Each record below should be repeated precisely as written.
— begin Data rows —
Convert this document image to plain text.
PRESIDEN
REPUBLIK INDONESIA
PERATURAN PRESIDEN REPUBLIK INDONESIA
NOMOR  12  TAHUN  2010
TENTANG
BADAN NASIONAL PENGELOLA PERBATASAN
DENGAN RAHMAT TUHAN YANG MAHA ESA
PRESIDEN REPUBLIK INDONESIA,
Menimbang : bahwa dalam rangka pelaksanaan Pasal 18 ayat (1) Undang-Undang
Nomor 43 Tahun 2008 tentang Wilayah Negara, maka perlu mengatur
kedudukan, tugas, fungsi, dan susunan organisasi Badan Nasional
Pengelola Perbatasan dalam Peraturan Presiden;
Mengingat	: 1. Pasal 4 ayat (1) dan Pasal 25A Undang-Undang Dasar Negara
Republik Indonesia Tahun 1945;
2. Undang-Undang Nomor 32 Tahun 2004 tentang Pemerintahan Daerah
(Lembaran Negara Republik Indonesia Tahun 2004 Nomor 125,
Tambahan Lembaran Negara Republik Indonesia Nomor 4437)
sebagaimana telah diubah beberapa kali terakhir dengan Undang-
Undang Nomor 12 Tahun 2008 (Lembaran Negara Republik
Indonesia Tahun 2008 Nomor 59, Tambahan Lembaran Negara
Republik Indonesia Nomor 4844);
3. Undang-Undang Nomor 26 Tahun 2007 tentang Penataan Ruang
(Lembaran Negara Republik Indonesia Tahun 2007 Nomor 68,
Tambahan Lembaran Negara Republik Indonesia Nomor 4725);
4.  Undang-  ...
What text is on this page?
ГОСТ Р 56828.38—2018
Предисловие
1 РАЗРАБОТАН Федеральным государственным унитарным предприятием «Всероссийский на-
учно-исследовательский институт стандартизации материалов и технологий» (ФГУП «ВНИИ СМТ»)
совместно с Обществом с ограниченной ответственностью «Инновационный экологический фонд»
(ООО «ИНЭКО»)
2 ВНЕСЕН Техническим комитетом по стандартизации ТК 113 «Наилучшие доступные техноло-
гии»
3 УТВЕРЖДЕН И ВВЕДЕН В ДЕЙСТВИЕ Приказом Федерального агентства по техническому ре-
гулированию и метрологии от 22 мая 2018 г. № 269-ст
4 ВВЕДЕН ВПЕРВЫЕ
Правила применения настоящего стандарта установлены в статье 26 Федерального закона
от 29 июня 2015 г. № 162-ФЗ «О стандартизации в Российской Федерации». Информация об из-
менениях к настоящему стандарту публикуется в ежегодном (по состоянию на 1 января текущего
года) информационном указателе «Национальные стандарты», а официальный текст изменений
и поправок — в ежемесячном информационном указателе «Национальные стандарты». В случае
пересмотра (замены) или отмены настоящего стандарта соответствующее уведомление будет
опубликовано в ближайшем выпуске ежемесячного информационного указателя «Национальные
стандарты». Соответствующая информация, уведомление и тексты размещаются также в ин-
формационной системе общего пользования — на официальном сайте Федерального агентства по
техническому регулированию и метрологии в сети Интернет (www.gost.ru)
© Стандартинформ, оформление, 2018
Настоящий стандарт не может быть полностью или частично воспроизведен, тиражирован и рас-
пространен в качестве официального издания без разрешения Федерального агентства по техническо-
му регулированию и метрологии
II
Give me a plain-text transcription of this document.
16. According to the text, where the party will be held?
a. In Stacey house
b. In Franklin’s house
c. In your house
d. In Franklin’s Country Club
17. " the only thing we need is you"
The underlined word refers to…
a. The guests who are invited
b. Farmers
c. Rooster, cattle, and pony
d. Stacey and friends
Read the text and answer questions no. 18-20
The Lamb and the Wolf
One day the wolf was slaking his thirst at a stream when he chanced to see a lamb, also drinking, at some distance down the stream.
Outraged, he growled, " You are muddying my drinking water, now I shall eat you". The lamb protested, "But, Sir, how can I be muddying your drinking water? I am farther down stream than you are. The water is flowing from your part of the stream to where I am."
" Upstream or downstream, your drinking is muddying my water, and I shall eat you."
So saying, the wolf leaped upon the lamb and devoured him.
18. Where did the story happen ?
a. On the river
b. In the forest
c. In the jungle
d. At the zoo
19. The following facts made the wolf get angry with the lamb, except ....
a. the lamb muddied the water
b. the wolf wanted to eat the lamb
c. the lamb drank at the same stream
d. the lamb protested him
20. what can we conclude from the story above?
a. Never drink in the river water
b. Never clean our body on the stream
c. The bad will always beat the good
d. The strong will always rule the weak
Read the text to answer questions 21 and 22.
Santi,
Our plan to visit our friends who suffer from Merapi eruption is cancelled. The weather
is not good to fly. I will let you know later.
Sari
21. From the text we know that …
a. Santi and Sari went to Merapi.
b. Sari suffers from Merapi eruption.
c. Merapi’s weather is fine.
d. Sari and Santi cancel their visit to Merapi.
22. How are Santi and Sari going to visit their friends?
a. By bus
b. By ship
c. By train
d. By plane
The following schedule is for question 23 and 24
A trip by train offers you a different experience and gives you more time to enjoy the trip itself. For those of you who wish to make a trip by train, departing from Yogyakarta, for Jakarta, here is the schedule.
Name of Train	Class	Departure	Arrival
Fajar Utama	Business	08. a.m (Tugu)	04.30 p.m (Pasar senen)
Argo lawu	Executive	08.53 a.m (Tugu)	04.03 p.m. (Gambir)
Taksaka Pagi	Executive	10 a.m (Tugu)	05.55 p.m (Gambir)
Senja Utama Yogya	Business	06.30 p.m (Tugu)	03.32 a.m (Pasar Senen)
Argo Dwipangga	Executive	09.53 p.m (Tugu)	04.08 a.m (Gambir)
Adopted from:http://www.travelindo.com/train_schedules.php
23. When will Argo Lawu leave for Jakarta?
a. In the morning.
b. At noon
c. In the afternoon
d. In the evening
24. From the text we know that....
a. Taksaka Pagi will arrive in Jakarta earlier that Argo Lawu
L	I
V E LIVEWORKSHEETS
— end Data rows —
[Answer to the exercise]
Convert this document image to plain text.
PRESIDEN
REPUBLIK INDONESIA
PERATURAN PRESIDEN REPUBLIK INDONESIA
NOMOR  12  TAHUN  2010
TENTANG
BADAN NASIONAL PENGELOLA PERBATASAN
DENGAN RAHMAT TUHAN YANG MAHA ESA
PRESIDEN REPUBLIK INDONESIA,
Menimbang : bahwa dalam rangka pelaksanaan Pasal 18 ayat (1) Undang-Undang
Nomor 43 Tahun 2008 tentang Wilayah Negara, maka perlu mengatur
kedudukan, tugas, fungsi, dan susunan organisasi Badan Nasional
Pengelola Perbatasan dalam Peraturan Presiden;
Mengingat	: 1. Pasal 4 ayat (1) dan Pasal 25A Undang-Undang Dasar Negara
Republik Indonesia Tahun 1945;
2. Undang-Undang Nomor 32 Tahun 2004 tentang Pemerintahan Daerah
(Lembaran Negara Republik Indonesia Tahun 2004 Nomor 125,
Tambahan Lembaran Negara Republik Indonesia Nomor 4437)
sebagaimana telah diubah beberapa kali terakhir dengan Undang-
Undang Nomor 12 Tahun 2008 (Lembaran Negara Republik
Indonesia Tahun 2008 Nomor 59, Tambahan Lembaran Negara
Republik Indonesia Nomor 4844);
3. Undang-Undang Nomor 26 Tahun 2007 tentang Penataan Ruang
(Lembaran Negara Republik Indonesia Tahun 2007 Nomor 68,
Tambahan Lembaran Negara Republik Indonesia Nomor 4725);
4.  Undang-  ...
What text is on this page?
ГОСТ Р 56828.38—2018
Предисловие
1 РАЗРАБОТАН Федеральным государственным унитарным предприятием «Всероссийский на-
учно-исследовательский институт стандартизации материалов и технологий» (ФГУП «ВНИИ СМТ»)
совместно с Обществом с ограниченной ответственностью «Инновационный экологический фонд»
(ООО «ИНЭКО»)
2 ВНЕСЕН Техническим комитетом по стандартизации ТК 113 «Наилучшие доступные техноло-
гии»
3 УТВЕРЖДЕН И ВВЕДЕН В ДЕЙСТВИЕ Приказом Федерального агентства по техническому ре-
гулированию и метрологии от 22 мая 2018 г. № 269-ст
4 ВВЕДЕН ВПЕРВЫЕ
Правила применения настоящего стандарта установлены в статье 26 Федерального закона
от 29 июня 2015 г. № 162-ФЗ «О стандартизации в Российской Федерации». Информация об из-
менениях к настоящему стандарту публикуется в ежегодном (по состоянию на 1 января текущего
года) информационном указателе «Национальные стандарты», а официальный текст изменений
и поправок — в ежемесячном информационном указателе «Национальные стандарты». В случае
пересмотра (замены) или отмены настоящего стандарта соответствующее уведомление будет
опубликовано в ближайшем выпуске ежемесячного информационного указателя «Национальные
стандарты». Соответствующая информация, уведомление и тексты размещаются также в ин-
формационной системе общего пользования — на официальном сайте Федерального агентства по
техническому регулированию и метрологии в сети Интернет (www.gost.ru)
© Стандартинформ, оформление, 2018
Настоящий стандарт не может быть полностью или частично воспроизведен, тиражирован и рас-
пространен в качестве официального издания без разрешения Федерального агентства по техническо-
му регулированию и метрологии
II
Give me a plain-text transcription of this document.
16. According to the text, where the party will be held?
a. In Stacey house
b. In Franklin’s house
c. In your house
d. In Franklin’s Country Club
17. " the only thing we need is you"
The underlined word refers to…
a. The guests who are invited
b. Farmers
c. Rooster, cattle, and pony
d. Stacey and friends
Read the text and answer questions no. 18-20
The Lamb and the Wolf
One day the wolf was slaking his thirst at a stream when he chanced to see a lamb, also drinking, at some distance down the stream.
Outraged, he growled, " You are muddying my drinking water, now I shall eat you". The lamb protested, "But, Sir, how can I be muddying your drinking water? I am farther down stream than you are. The water is flowing from your part of the stream to where I am."
" Upstream or downstream, your drinking is muddying my water, and I shall eat you."
So saying, the wolf leaped upon the lamb and devoured him.
18. Where did the story happen ?
a. On the river
b. In the forest
c. In the jungle
d. At the zoo
19. The following facts made the wolf get angry with the lamb, except ....
a. the lamb muddied the water
b. the wolf wanted to eat the lamb
c. the lamb drank at the same stream
d. the lamb protested him
20. what can we conclude from the story above?
a. Never drink in the river water
b. Never clean our body on the stream
c. The bad will always beat the good
d. The strong will always rule the weak
Read the text to answer questions 21 and 22.
Santi,
Our plan to visit our friends who suffer from Merapi eruption is cancelled. The weather
is not good to fly. I will let you know later.
Sari
21. From the text we know that …
a. Santi and Sari went to Merapi.
b. Sari suffers from Merapi eruption.
c. Merapi’s weather is fine.
d. Sari and Santi cancel their visit to Merapi.
22. How are Santi and Sari going to visit their friends?
a. By bus
b. By ship
c. By train
d. By plane
The following schedule is for question 23 and 24
A trip by train offers you a different experience and gives you more time to enjoy the trip itself. For those of you who wish to make a trip by train, departing from Yogyakarta, for Jakarta, here is the schedule.
Name of Train	Class	Departure	Arrival
Fajar Utama	Business	08. a.m (Tugu)	04.30 p.m (Pasar senen)
Argo lawu	Executive	08.53 a.m (Tugu)	04.03 p.m. (Gambir)
Taksaka Pagi	Executive	10 a.m (Tugu)	05.55 p.m (Gambir)
Senja Utama Yogya	Business	06.30 p.m (Tugu)	03.32 a.m (Pasar Senen)
Argo Dwipangga	Executive	09.53 p.m (Tugu)	04.08 a.m (Gambir)
Adopted from:http://www.travelindo.com/train_schedules.php
23. When will Argo Lawu leave for Jakarta?
a. In the morning.
b. At noon
c. In the afternoon
d. In the evening
24. From the text we know that....
a. Taksaka Pagi will arrive in Jakarta earlier that Argo Lawu
L	I
V E LIVEWORKSHEETS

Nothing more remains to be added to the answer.